BEGIN The records

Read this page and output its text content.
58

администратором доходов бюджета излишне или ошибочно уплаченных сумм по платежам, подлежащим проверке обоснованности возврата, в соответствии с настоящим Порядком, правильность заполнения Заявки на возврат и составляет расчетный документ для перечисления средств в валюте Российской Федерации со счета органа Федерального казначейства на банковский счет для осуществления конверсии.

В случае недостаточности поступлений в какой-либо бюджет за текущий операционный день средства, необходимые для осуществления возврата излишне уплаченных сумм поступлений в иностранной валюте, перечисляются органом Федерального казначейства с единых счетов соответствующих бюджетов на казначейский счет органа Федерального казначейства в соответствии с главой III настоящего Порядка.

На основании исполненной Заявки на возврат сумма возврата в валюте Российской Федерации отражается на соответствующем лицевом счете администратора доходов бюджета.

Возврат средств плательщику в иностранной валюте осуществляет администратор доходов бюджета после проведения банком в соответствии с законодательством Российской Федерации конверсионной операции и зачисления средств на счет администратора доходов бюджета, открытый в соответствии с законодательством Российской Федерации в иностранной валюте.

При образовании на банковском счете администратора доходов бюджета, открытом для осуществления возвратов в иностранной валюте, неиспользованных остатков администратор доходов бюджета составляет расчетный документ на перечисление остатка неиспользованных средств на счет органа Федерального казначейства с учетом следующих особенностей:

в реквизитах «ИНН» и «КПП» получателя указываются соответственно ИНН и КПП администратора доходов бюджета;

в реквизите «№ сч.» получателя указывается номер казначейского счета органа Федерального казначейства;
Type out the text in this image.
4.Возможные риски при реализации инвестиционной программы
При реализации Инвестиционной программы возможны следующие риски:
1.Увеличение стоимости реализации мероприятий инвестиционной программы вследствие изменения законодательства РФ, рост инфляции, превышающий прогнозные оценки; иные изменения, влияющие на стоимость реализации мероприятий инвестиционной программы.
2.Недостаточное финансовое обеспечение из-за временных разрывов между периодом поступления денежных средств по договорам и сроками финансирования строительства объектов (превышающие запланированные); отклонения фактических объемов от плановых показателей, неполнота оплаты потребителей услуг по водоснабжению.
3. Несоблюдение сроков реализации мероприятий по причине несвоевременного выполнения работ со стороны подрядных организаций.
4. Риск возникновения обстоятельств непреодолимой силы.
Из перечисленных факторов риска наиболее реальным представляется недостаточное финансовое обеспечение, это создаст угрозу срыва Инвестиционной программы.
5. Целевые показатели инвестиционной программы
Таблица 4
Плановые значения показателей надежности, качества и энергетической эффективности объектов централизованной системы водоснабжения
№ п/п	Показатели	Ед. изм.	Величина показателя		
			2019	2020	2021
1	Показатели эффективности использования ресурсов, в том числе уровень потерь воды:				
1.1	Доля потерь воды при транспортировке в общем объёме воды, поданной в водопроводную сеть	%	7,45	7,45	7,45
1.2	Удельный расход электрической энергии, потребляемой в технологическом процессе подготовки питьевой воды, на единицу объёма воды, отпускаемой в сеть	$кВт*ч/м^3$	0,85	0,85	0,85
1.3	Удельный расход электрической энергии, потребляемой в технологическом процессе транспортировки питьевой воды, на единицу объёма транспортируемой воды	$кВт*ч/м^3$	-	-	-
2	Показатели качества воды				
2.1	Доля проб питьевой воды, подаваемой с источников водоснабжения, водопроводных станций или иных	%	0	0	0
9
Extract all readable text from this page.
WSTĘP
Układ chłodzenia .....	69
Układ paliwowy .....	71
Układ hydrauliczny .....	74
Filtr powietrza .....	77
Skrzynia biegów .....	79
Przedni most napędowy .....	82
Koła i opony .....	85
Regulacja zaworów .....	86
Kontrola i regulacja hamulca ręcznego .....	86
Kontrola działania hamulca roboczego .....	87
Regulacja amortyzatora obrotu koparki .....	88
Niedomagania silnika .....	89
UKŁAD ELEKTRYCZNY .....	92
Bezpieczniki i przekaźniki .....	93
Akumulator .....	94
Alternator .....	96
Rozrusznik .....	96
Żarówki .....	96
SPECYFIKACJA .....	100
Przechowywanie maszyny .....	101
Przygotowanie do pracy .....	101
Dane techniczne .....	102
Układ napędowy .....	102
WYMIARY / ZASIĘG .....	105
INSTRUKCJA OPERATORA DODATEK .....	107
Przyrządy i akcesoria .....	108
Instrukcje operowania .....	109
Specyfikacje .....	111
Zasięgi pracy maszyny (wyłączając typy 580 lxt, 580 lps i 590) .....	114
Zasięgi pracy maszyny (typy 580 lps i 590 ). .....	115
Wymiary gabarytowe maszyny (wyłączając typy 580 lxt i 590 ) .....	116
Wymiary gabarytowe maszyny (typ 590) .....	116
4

END The records

* _Exercise_
Transcribe every entry exactly.

* _Expected output_
Read this page and output its text content.
58

администратором доходов бюджета излишне или ошибочно уплаченных сумм по платежам, подлежащим проверке обоснованности возврата, в соответствии с настоящим Порядком, правильность заполнения Заявки на возврат и составляет расчетный документ для перечисления средств в валюте Российской Федерации со счета органа Федерального казначейства на банковский счет для осуществления конверсии.

В случае недостаточности поступлений в какой-либо бюджет за текущий операционный день средства, необходимые для осуществления возврата излишне уплаченных сумм поступлений в иностранной валюте, перечисляются органом Федерального казначейства с единых счетов соответствующих бюджетов на казначейский счет органа Федерального казначейства в соответствии с главой III настоящего Порядка.

На основании исполненной Заявки на возврат сумма возврата в валюте Российской Федерации отражается на соответствующем лицевом счете администратора доходов бюджета.

Возврат средств плательщику в иностранной валюте осуществляет администратор доходов бюджета после проведения банком в соответствии с законодательством Российской Федерации конверсионной операции и зачисления средств на счет администратора доходов бюджета, открытый в соответствии с законодательством Российской Федерации в иностранной валюте.

При образовании на банковском счете администратора доходов бюджета, открытом для осуществления возвратов в иностранной валюте, неиспользованных остатков администратор доходов бюджета составляет расчетный документ на перечисление остатка неиспользованных средств на счет органа Федерального казначейства с учетом следующих особенностей:

в реквизитах «ИНН» и «КПП» получателя указываются соответственно ИНН и КПП администратора доходов бюджета;

в реквизите «№ сч.» получателя указывается номер казначейского счета органа Федерального казначейства;
Type out the text in this image.
4.Возможные риски при реализации инвестиционной программы
При реализации Инвестиционной программы возможны следующие риски:
1.Увеличение стоимости реализации мероприятий инвестиционной программы вследствие изменения законодательства РФ, рост инфляции, превышающий прогнозные оценки; иные изменения, влияющие на стоимость реализации мероприятий инвестиционной программы.
2.Недостаточное финансовое обеспечение из-за временных разрывов между периодом поступления денежных средств по договорам и сроками финансирования строительства объектов (превышающие запланированные); отклонения фактических объемов от плановых показателей, неполнота оплаты потребителей услуг по водоснабжению.
3. Несоблюдение сроков реализации мероприятий по причине несвоевременного выполнения работ со стороны подрядных организаций.
4. Риск возникновения обстоятельств непреодолимой силы.
Из перечисленных факторов риска наиболее реальным представляется недостаточное финансовое обеспечение, это создаст угрозу срыва Инвестиционной программы.
5. Целевые показатели инвестиционной программы
Таблица 4
Плановые значения показателей надежности, качества и энергетической эффективности объектов централизованной системы водоснабжения
№ п/п	Показатели	Ед. изм.	Величина показателя		
			2019	2020	2021
1	Показатели эффективности использования ресурсов, в том числе уровень потерь воды:				
1.1	Доля потерь воды при транспортировке в общем объёме воды, поданной в водопроводную сеть	%	7,45	7,45	7,45
1.2	Удельный расход электрической энергии, потребляемой в технологическом процессе подготовки питьевой воды, на единицу объёма воды, отпускаемой в сеть	$кВт*ч/м^3$	0,85	0,85	0,85
1.3	Удельный расход электрической энергии, потребляемой в технологическом процессе транспортировки питьевой воды, на единицу объёма транспортируемой воды	$кВт*ч/м^3$	-	-	-
2	Показатели качества воды				
2.1	Доля проб питьевой воды, подаваемой с источников водоснабжения, водопроводных станций или иных	%	0	0	0
9
Extract all readable text from this page.
WSTĘP
Układ chłodzenia .....	69
Układ paliwowy .....	71
Układ hydrauliczny .....	74
Filtr powietrza .....	77
Skrzynia biegów .....	79
Przedni most napędowy .....	82
Koła i opony .....	85
Regulacja zaworów .....	86
Kontrola i regulacja hamulca ręcznego .....	86
Kontrola działania hamulca roboczego .....	87
Regulacja amortyzatora obrotu koparki .....	88
Niedomagania silnika .....	89
UKŁAD ELEKTRYCZNY .....	92
Bezpieczniki i przekaźniki .....	93
Akumulator .....	94
Alternator .....	96
Rozrusznik .....	96
Żarówki .....	96
SPECYFIKACJA .....	100
Przechowywanie maszyny .....	101
Przygotowanie do pracy .....	101
Dane techniczne .....	102
Układ napędowy .....	102
WYMIARY / ZASIĘG .....	105
INSTRUKCJA OPERATORA DODATEK .....	107
Przyrządy i akcesoria .....	108
Instrukcje operowania .....	109
Specyfikacje .....	111
Zasięgi pracy maszyny (wyłączając typy 580 lxt, 580 lps i 590) .....	114
Zasięgi pracy maszyny (typy 580 lps i 590 ). .....	115
Wymiary gabarytowe maszyny (wyłączając typy 580 lxt i 590 ) .....	116
Wymiary gabarytowe maszyny (typ 590) .....	116
4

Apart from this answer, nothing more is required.